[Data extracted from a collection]

------------

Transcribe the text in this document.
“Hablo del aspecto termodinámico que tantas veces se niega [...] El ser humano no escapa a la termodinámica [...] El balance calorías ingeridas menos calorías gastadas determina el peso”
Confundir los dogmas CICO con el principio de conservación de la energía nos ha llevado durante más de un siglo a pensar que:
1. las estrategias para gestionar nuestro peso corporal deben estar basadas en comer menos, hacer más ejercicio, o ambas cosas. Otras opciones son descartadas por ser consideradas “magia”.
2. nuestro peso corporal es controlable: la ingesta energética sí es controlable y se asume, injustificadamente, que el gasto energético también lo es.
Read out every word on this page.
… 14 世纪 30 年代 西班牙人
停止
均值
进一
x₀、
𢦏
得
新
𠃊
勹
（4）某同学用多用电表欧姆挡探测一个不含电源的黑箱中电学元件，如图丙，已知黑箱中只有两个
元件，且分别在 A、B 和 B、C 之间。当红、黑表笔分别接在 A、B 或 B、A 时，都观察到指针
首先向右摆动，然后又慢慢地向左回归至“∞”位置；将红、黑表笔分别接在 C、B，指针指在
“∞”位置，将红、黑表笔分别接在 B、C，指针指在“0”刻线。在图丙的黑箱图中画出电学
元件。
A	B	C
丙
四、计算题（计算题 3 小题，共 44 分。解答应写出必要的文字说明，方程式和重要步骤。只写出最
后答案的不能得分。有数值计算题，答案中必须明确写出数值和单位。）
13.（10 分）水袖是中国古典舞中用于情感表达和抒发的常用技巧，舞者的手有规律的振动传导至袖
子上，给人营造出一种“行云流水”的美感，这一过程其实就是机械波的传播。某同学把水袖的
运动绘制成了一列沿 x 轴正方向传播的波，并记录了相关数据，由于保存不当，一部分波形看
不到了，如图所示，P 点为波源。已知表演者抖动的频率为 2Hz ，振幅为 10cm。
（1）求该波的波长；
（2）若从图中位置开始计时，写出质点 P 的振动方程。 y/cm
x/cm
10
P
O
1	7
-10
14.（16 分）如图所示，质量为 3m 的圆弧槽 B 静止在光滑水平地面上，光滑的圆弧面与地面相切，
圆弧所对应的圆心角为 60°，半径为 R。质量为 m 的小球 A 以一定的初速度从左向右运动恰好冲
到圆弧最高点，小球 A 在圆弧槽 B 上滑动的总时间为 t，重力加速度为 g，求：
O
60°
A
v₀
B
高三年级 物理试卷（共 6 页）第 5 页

------------

Extract all of the data shown above and repeat it verbatim.

Transcribe the text in this document.
“Hablo del aspecto termodinámico que tantas veces se niega [...] El ser humano no escapa a la termodinámica [...] El balance calorías ingeridas menos calorías gastadas determina el peso”
Confundir los dogmas CICO con el principio de conservación de la energía nos ha llevado durante más de un siglo a pensar que:
1. las estrategias para gestionar nuestro peso corporal deben estar basadas en comer menos, hacer más ejercicio, o ambas cosas. Otras opciones son descartadas por ser consideradas “magia”.
2. nuestro peso corporal es controlable: la ingesta energética sí es controlable y se asume, injustificadamente, que el gasto energético también lo es.
Read out every word on this page.
… 14 世纪 30 年代 西班牙人
停止
均值
进一
x₀、
𢦏
得
新
𠃊
勹
（4）某同学用多用电表欧姆挡探测一个不含电源的黑箱中电学元件，如图丙，已知黑箱中只有两个
元件，且分别在 A、B 和 B、C 之间。当红、黑表笔分别接在 A、B 或 B、A 时，都观察到指针
首先向右摆动，然后又慢慢地向左回归至“∞”位置；将红、黑表笔分别接在 C、B，指针指在
“∞”位置，将红、黑表笔分别接在 B、C，指针指在“0”刻线。在图丙的黑箱图中画出电学
元件。
A	B	C
丙
四、计算题（计算题 3 小题，共 44 分。解答应写出必要的文字说明，方程式和重要步骤。只写出最
后答案的不能得分。有数值计算题，答案中必须明确写出数值和单位。）
13.（10 分）水袖是中国古典舞中用于情感表达和抒发的常用技巧，舞者的手有规律的振动传导至袖
子上，给人营造出一种“行云流水”的美感，这一过程其实就是机械波的传播。某同学把水袖的
运动绘制成了一列沿 x 轴正方向传播的波，并记录了相关数据，由于保存不当，一部分波形看
不到了，如图所示，P 点为波源。已知表演者抖动的频率为 2Hz ，振幅为 10cm。
（1）求该波的波长；
（2）若从图中位置开始计时，写出质点 P 的振动方程。 y/cm
x/cm
10
P
O
1	7
-10
14.（16 分）如图所示，质量为 3m 的圆弧槽 B 静止在光滑水平地面上，光滑的圆弧面与地面相切，
圆弧所对应的圆心角为 60°，半径为 R。质量为 m 的小球 A 以一定的初速度从左向右运动恰好冲
到圆弧最高点，小球 A 在圆弧槽 B 上滑动的总时间为 t，重力加速度为 g，求：
O
60°
A
v₀
B
高三年级 物理试卷（共 6 页）第 5 页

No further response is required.